Locate the string "przez" in the listing below. Copy every line where it is found.

******************************

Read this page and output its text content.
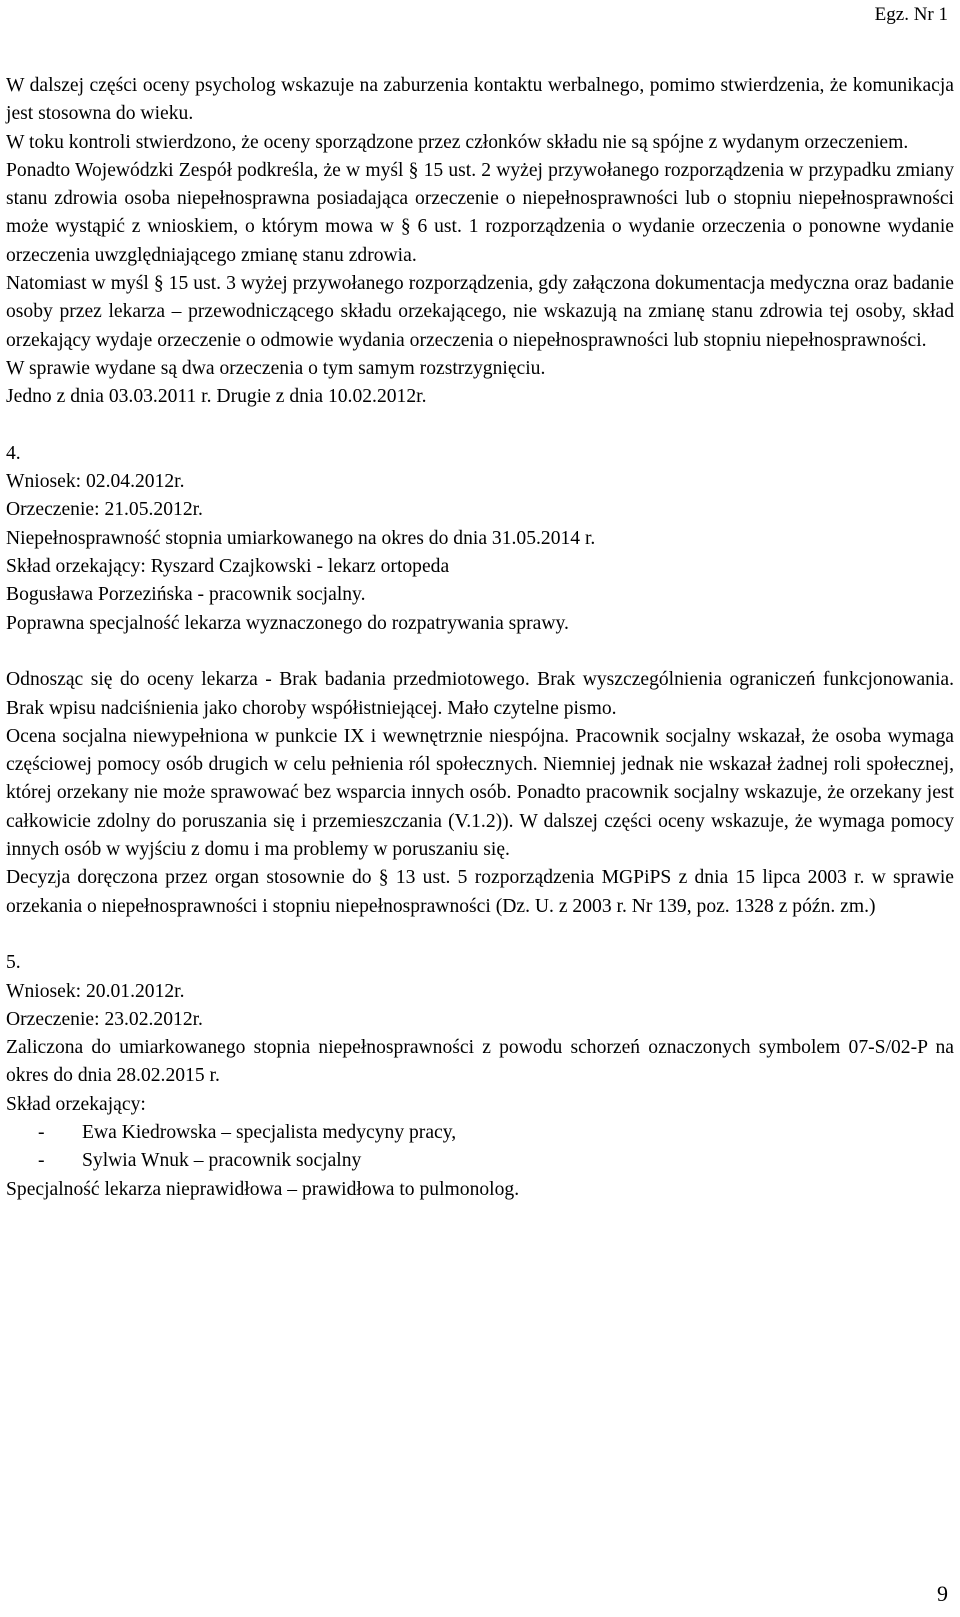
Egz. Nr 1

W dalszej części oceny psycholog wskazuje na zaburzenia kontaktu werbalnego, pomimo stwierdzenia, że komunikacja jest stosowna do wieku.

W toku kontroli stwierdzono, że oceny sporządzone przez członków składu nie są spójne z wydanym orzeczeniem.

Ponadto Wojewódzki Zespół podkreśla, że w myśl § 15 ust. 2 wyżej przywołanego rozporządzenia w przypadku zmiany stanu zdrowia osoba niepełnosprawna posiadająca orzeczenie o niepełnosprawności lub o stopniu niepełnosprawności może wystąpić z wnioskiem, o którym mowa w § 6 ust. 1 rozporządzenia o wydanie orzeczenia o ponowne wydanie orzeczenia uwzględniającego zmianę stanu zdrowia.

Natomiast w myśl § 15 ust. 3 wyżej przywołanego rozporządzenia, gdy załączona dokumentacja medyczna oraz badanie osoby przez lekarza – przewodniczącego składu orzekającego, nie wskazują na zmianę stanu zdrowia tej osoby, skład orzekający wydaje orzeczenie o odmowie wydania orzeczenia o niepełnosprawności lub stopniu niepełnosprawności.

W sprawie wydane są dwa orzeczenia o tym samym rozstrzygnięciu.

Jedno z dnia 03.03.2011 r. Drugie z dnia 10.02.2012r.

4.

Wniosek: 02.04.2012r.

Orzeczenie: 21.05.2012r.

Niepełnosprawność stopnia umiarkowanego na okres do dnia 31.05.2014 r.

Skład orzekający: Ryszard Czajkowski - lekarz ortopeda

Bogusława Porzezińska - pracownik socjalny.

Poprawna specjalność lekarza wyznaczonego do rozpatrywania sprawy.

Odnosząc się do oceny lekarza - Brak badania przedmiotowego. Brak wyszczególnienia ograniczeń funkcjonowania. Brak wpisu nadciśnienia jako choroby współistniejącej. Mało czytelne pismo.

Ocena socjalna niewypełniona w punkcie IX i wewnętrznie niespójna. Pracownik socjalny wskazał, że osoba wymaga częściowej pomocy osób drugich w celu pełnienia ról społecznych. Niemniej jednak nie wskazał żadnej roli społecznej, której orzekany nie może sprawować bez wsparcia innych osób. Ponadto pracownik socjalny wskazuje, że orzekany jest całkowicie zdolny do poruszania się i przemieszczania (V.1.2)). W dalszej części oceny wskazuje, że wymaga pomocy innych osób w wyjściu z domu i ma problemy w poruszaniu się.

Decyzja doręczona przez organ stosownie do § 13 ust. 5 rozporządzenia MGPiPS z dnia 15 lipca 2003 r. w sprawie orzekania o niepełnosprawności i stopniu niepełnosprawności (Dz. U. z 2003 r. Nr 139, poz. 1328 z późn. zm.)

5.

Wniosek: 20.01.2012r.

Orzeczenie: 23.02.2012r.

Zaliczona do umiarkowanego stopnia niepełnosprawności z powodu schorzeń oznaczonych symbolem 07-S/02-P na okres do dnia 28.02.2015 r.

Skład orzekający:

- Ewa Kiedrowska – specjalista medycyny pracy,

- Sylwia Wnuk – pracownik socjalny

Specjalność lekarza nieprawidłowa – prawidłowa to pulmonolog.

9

******************************

Problem solution:
W toku kontroli stwierdzono, że oceny sporządzone przez członków składu nie są spójne z wydanym orzeczeniem.
Natomiast w myśl § 15 ust. 3 wyżej przywołanego rozporządzenia, gdy załączona dokumentacja medyczna oraz badanie osoby przez lekarza – przewodniczącego składu orzekającego, nie wskazują na zmianę stanu zdrowia tej osoby, skład orzekający wydaje orzeczenie o odmowie wydania orzeczenia o niepełnosprawności lub stopniu niepełnosprawności.
Decyzja doręczona przez organ stosownie do § 13 ust. 5 rozporządzenia MGPiPS z dnia 15 lipca 2003 r. w sprawie orzekania o niepełnosprawności i stopniu niepełnosprawności (Dz. U. z 2003 r. Nr 139, poz. 1328 z późn. zm.)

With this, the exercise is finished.